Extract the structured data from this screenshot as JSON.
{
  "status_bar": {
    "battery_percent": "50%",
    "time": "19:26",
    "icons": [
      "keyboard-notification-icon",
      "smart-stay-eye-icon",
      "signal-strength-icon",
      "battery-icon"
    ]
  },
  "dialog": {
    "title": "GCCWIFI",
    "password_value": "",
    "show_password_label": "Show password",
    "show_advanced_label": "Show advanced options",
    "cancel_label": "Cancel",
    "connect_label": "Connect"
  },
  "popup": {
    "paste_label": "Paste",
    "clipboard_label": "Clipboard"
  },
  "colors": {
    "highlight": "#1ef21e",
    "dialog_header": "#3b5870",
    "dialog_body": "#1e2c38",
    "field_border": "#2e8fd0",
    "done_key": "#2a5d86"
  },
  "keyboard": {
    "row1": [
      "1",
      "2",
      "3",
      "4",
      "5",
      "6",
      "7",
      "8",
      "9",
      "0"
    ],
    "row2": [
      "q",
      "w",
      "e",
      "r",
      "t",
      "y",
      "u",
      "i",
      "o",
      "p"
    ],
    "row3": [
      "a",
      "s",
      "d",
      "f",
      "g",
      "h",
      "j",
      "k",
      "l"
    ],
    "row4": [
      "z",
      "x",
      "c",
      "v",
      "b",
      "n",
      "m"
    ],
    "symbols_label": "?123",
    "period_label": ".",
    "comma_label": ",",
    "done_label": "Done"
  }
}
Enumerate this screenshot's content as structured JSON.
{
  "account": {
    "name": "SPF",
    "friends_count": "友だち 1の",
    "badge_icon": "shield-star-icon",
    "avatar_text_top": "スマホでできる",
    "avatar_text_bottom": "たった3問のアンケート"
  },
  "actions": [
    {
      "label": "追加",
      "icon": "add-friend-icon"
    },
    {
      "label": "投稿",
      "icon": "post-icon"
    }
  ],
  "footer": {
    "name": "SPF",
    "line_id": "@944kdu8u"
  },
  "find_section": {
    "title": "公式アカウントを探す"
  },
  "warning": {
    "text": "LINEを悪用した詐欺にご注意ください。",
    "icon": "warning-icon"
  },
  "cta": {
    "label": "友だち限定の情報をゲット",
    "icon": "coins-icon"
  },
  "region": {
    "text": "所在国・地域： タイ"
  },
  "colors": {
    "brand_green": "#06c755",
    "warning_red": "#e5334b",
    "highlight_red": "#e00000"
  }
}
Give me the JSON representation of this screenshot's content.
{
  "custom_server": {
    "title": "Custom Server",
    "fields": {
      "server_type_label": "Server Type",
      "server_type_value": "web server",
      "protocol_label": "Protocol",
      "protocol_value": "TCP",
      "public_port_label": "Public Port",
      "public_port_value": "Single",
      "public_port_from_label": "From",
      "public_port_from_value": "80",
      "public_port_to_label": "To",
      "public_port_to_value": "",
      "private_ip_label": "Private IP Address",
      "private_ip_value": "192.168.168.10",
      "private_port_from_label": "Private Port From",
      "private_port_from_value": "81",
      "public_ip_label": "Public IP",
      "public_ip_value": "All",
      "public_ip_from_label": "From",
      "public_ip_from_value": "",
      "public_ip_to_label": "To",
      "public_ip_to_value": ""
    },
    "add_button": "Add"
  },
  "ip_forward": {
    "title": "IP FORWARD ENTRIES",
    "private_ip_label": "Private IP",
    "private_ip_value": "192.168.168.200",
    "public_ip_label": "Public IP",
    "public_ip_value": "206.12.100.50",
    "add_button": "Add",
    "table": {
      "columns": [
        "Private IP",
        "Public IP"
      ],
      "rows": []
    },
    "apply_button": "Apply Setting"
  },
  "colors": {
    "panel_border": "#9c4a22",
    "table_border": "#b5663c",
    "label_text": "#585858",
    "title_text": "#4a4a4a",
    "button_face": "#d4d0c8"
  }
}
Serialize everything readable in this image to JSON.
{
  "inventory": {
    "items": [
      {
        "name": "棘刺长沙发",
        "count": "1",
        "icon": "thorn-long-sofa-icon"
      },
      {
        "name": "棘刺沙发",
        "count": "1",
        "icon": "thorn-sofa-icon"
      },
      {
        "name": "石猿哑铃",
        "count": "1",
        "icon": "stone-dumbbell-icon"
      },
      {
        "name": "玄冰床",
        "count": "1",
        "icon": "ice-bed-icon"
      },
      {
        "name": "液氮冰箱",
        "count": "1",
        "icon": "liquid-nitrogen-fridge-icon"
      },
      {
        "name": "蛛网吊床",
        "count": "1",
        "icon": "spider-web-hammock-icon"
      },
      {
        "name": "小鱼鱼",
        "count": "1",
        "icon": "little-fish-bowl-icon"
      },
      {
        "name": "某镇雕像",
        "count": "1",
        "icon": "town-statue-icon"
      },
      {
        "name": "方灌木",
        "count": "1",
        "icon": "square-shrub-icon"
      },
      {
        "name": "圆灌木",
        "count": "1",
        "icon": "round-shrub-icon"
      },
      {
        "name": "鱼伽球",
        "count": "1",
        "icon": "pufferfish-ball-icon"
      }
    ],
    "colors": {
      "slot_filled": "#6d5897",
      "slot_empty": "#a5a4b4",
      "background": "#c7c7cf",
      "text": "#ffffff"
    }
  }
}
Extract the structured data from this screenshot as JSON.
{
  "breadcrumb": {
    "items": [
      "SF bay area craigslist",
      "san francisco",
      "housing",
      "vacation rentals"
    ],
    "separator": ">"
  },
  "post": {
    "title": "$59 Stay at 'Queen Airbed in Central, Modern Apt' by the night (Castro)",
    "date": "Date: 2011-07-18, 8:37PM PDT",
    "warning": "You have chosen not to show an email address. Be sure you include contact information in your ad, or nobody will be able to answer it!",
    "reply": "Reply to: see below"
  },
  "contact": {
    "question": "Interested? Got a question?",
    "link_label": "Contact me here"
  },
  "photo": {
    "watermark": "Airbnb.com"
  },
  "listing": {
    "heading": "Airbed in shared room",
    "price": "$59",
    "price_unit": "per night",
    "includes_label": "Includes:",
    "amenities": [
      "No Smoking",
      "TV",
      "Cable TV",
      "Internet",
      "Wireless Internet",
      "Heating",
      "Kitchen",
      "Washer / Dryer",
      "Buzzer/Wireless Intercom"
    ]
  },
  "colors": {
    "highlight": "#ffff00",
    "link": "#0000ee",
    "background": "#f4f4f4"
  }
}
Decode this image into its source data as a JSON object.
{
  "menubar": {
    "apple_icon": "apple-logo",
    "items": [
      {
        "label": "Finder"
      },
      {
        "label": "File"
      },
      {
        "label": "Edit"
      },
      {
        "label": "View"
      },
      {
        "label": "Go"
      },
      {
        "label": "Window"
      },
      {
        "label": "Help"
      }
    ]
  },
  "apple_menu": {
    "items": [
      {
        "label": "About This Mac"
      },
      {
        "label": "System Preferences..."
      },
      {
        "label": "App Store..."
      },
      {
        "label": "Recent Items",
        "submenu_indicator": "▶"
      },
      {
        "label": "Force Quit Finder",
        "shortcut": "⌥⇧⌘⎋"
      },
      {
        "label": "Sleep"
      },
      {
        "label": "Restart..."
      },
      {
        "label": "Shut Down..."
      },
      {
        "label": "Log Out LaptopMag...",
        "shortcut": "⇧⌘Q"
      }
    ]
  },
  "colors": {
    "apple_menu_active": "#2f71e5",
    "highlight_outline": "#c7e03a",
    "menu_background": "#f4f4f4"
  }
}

*****

Every entry should be printed again exactly as written.

#### Output for this exercise
Extract the structured data from this screenshot as JSON.
{
  "status_bar": {
    "battery_percent": "50%",
    "time": "19:26",
    "icons": [
      "keyboard-notification-icon",
      "smart-stay-eye-icon",
      "signal-strength-icon",
      "battery-icon"
    ]
  },
  "dialog": {
    "title": "GCCWIFI",
    "password_value": "",
    "show_password_label": "Show password",
    "show_advanced_label": "Show advanced options",
    "cancel_label": "Cancel",
    "connect_label": "Connect"
  },
  "popup": {
    "paste_label": "Paste",
    "clipboard_label": "Clipboard"
  },
  "colors": {
    "highlight": "#1ef21e",
    "dialog_header": "#3b5870",
    "dialog_body": "#1e2c38",
    "field_border": "#2e8fd0",
    "done_key": "#2a5d86"
  },
  "keyboard": {
    "row1": [
      "1",
      "2",
      "3",
      "4",
      "5",
      "6",
      "7",
      "8",
      "9",
      "0"
    ],
    "row2": [
      "q",
      "w",
      "e",
      "r",
      "t",
      "y",
      "u",
      "i",
      "o",
      "p"
    ],
    "row3": [
      "a",
      "s",
      "d",
      "f",
      "g",
      "h",
      "j",
      "k",
      "l"
    ],
    "row4": [
      "z",
      "x",
      "c",
      "v",
      "b",
      "n",
      "m"
    ],
    "symbols_label": "?123",
    "period_label": ".",
    "comma_label": ",",
    "done_label": "Done"
  }
}
Enumerate this screenshot's content as structured JSON.
{
  "account": {
    "name": "SPF",
    "friends_count": "友だち 1の",
    "badge_icon": "shield-star-icon",
    "avatar_text_top": "スマホでできる",
    "avatar_text_bottom": "たった3問のアンケート"
  },
  "actions": [
    {
      "label": "追加",
      "icon": "add-friend-icon"
    },
    {
      "label": "投稿",
      "icon": "post-icon"
    }
  ],
  "footer": {
    "name": "SPF",
    "line_id": "@944kdu8u"
  },
  "find_section": {
    "title": "公式アカウントを探す"
  },
  "warning": {
    "text": "LINEを悪用した詐欺にご注意ください。",
    "icon": "warning-icon"
  },
  "cta": {
    "label": "友だち限定の情報をゲット",
    "icon": "coins-icon"
  },
  "region": {
    "text": "所在国・地域： タイ"
  },
  "colors": {
    "brand_green": "#06c755",
    "warning_red": "#e5334b",
    "highlight_red": "#e00000"
  }
}
Give me the JSON representation of this screenshot's content.
{
  "custom_server": {
    "title": "Custom Server",
    "fields": {
      "server_type_label": "Server Type",
      "server_type_value": "web server",
      "protocol_label": "Protocol",
      "protocol_value": "TCP",
      "public_port_label": "Public Port",
      "public_port_value": "Single",
      "public_port_from_label": "From",
      "public_port_from_value": "80",
      "public_port_to_label": "To",
      "public_port_to_value": "",
      "private_ip_label": "Private IP Address",
      "private_ip_value": "192.168.168.10",
      "private_port_from_label": "Private Port From",
      "private_port_from_value": "81",
      "public_ip_label": "Public IP",
      "public_ip_value": "All",
      "public_ip_from_label": "From",
      "public_ip_from_value": "",
      "public_ip_to_label": "To",
      "public_ip_to_value": ""
    },
    "add_button": "Add"
  },
  "ip_forward": {
    "title": "IP FORWARD ENTRIES",
    "private_ip_label": "Private IP",
    "private_ip_value": "192.168.168.200",
    "public_ip_label": "Public IP",
    "public_ip_value": "206.12.100.50",
    "add_button": "Add",
    "table": {
      "columns": [
        "Private IP",
        "Public IP"
      ],
      "rows": []
    },
    "apply_button": "Apply Setting"
  },
  "colors": {
    "panel_border": "#9c4a22",
    "table_border": "#b5663c",
    "label_text": "#585858",
    "title_text": "#4a4a4a",
    "button_face": "#d4d0c8"
  }
}
Serialize everything readable in this image to JSON.
{
  "inventory": {
    "items": [
      {
        "name": "棘刺长沙发",
        "count": "1",
        "icon": "thorn-long-sofa-icon"
      },
      {
        "name": "棘刺沙发",
        "count": "1",
        "icon": "thorn-sofa-icon"
      },
      {
        "name": "石猿哑铃",
        "count": "1",
        "icon": "stone-dumbbell-icon"
      },
      {
        "name": "玄冰床",
        "count": "1",
        "icon": "ice-bed-icon"
      },
      {
        "name": "液氮冰箱",
        "count": "1",
        "icon": "liquid-nitrogen-fridge-icon"
      },
      {
        "name": "蛛网吊床",
        "count": "1",
        "icon": "spider-web-hammock-icon"
      },
      {
        "name": "小鱼鱼",
        "count": "1",
        "icon": "little-fish-bowl-icon"
      },
      {
        "name": "某镇雕像",
        "count": "1",
        "icon": "town-statue-icon"
      },
      {
        "name": "方灌木",
        "count": "1",
        "icon": "square-shrub-icon"
      },
      {
        "name": "圆灌木",
        "count": "1",
        "icon": "round-shrub-icon"
      },
      {
        "name": "鱼伽球",
        "count": "1",
        "icon": "pufferfish-ball-icon"
      }
    ],
    "colors": {
      "slot_filled": "#6d5897",
      "slot_empty": "#a5a4b4",
      "background": "#c7c7cf",
      "text": "#ffffff"
    }
  }
}
Extract the structured data from this screenshot as JSON.
{
  "breadcrumb": {
    "items": [
      "SF bay area craigslist",
      "san francisco",
      "housing",
      "vacation rentals"
    ],
    "separator": ">"
  },
  "post": {
    "title": "$59 Stay at 'Queen Airbed in Central, Modern Apt' by the night (Castro)",
    "date": "Date: 2011-07-18, 8:37PM PDT",
    "warning": "You have chosen not to show an email address. Be sure you include contact information in your ad, or nobody will be able to answer it!",
    "reply": "Reply to: see below"
  },
  "contact": {
    "question": "Interested? Got a question?",
    "link_label": "Contact me here"
  },
  "photo": {
    "watermark": "Airbnb.com"
  },
  "listing": {
    "heading": "Airbed in shared room",
    "price": "$59",
    "price_unit": "per night",
    "includes_label": "Includes:",
    "amenities": [
      "No Smoking",
      "TV",
      "Cable TV",
      "Internet",
      "Wireless Internet",
      "Heating",
      "Kitchen",
      "Washer / Dryer",
      "Buzzer/Wireless Intercom"
    ]
  },
  "colors": {
    "highlight": "#ffff00",
    "link": "#0000ee",
    "background": "#f4f4f4"
  }
}
Decode this image into its source data as a JSON object.
{
  "menubar": {
    "apple_icon": "apple-logo",
    "items": [
      {
        "label": "Finder"
      },
      {
        "label": "File"
      },
      {
        "label": "Edit"
      },
      {
        "label": "View"
      },
      {
        "label": "Go"
      },
      {
        "label": "Window"
      },
      {
        "label": "Help"
      }
    ]
  },
  "apple_menu": {
    "items": [
      {
        "label": "About This Mac"
      },
      {
        "label": "System Preferences..."
      },
      {
        "label": "App Store..."
      },
      {
        "label": "Recent Items",
        "submenu_indicator": "▶"
      },
      {
        "label": "Force Quit Finder",
        "shortcut": "⌥⇧⌘⎋"
      },
      {
        "label": "Sleep"
      },
      {
        "label": "Restart..."
      },
      {
        "label": "Shut Down..."
      },
      {
        "label": "Log Out LaptopMag...",
        "shortcut": "⇧⌘Q"
      }
    ]
  },
  "colors": {
    "apple_menu_active": "#2f71e5",
    "highlight_outline": "#c7e03a",
    "menu_background": "#f4f4f4"
  }
}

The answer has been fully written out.